# Start of MATERIAL PROVIDED

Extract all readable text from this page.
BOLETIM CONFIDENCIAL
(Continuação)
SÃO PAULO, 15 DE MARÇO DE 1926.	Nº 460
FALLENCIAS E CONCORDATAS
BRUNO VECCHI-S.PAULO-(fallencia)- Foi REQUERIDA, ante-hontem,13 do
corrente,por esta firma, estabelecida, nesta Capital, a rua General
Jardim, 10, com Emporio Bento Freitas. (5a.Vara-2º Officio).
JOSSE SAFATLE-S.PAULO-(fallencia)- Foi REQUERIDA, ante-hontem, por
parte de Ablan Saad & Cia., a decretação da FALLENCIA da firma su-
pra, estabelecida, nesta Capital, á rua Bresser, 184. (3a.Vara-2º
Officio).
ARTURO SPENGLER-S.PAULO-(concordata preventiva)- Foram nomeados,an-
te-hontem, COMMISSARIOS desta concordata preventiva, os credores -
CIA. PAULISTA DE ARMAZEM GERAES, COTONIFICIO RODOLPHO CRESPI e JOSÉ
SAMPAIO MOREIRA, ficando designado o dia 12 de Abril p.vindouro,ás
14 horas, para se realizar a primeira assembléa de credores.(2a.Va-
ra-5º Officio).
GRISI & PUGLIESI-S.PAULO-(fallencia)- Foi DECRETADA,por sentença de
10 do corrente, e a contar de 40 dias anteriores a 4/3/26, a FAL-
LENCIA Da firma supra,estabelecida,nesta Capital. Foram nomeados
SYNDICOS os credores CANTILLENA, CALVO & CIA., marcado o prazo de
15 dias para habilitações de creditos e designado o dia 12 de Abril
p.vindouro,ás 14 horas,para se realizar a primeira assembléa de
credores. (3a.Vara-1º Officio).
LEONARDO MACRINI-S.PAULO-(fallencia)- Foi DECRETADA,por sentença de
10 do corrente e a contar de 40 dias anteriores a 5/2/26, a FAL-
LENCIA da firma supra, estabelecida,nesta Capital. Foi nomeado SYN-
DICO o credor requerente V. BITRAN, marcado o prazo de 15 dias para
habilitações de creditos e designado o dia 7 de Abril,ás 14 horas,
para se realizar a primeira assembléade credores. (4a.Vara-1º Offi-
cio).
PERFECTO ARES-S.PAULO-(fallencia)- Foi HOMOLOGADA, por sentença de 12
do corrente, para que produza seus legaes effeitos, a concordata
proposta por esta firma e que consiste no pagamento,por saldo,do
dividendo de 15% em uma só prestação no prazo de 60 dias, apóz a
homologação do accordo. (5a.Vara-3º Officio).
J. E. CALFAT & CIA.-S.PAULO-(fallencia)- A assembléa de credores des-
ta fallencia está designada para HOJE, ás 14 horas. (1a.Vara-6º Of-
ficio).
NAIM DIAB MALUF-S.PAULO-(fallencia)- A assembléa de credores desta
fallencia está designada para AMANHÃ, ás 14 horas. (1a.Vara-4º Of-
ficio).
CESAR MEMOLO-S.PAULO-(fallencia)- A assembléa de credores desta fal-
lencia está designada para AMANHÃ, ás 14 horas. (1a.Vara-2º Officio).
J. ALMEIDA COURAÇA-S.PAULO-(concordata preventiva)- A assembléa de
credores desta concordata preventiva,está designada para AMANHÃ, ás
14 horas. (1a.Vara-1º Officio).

# End of MATERIAL PROVIDED

→ WHAT IS REQUIRED
Retype the material in full, character for character.

→ ANSWER IN FULL
Extract all readable text from this page.
BOLETIM CONFIDENCIAL
(Continuação)
SÃO PAULO, 15 DE MARÇO DE 1926.	Nº 460
FALLENCIAS E CONCORDATAS
BRUNO VECCHI-S.PAULO-(fallencia)- Foi REQUERIDA, ante-hontem,13 do
corrente,por esta firma, estabelecida, nesta Capital, a rua General
Jardim, 10, com Emporio Bento Freitas. (5a.Vara-2º Officio).
JOSSE SAFATLE-S.PAULO-(fallencia)- Foi REQUERIDA, ante-hontem, por
parte de Ablan Saad & Cia., a decretação da FALLENCIA da firma su-
pra, estabelecida, nesta Capital, á rua Bresser, 184. (3a.Vara-2º
Officio).
ARTURO SPENGLER-S.PAULO-(concordata preventiva)- Foram nomeados,an-
te-hontem, COMMISSARIOS desta concordata preventiva, os credores -
CIA. PAULISTA DE ARMAZEM GERAES, COTONIFICIO RODOLPHO CRESPI e JOSÉ
SAMPAIO MOREIRA, ficando designado o dia 12 de Abril p.vindouro,ás
14 horas, para se realizar a primeira assembléa de credores.(2a.Va-
ra-5º Officio).
GRISI & PUGLIESI-S.PAULO-(fallencia)- Foi DECRETADA,por sentença de
10 do corrente, e a contar de 40 dias anteriores a 4/3/26, a FAL-
LENCIA Da firma supra,estabelecida,nesta Capital. Foram nomeados
SYNDICOS os credores CANTILLENA, CALVO & CIA., marcado o prazo de
15 dias para habilitações de creditos e designado o dia 12 de Abril
p.vindouro,ás 14 horas,para se realizar a primeira assembléa de
credores. (3a.Vara-1º Officio).
LEONARDO MACRINI-S.PAULO-(fallencia)- Foi DECRETADA,por sentença de
10 do corrente e a contar de 40 dias anteriores a 5/2/26, a FAL-
LENCIA da firma supra, estabelecida,nesta Capital. Foi nomeado SYN-
DICO o credor requerente V. BITRAN, marcado o prazo de 15 dias para
habilitações de creditos e designado o dia 7 de Abril,ás 14 horas,
para se realizar a primeira assembléade credores. (4a.Vara-1º Offi-
cio).
PERFECTO ARES-S.PAULO-(fallencia)- Foi HOMOLOGADA, por sentença de 12
do corrente, para que produza seus legaes effeitos, a concordata
proposta por esta firma e que consiste no pagamento,por saldo,do
dividendo de 15% em uma só prestação no prazo de 60 dias, apóz a
homologação do accordo. (5a.Vara-3º Officio).
J. E. CALFAT & CIA.-S.PAULO-(fallencia)- A assembléa de credores des-
ta fallencia está designada para HOJE, ás 14 horas. (1a.Vara-6º Of-
ficio).
NAIM DIAB MALUF-S.PAULO-(fallencia)- A assembléa de credores desta
fallencia está designada para AMANHÃ, ás 14 horas. (1a.Vara-4º Of-
ficio).
CESAR MEMOLO-S.PAULO-(fallencia)- A assembléa de credores desta fal-
lencia está designada para AMANHÃ, ás 14 horas. (1a.Vara-2º Officio).
J. ALMEIDA COURAÇA-S.PAULO-(concordata preventiva)- A assembléa de
credores desta concordata preventiva,está designada para AMANHÃ, ás
14 horas. (1a.Vara-1º Officio).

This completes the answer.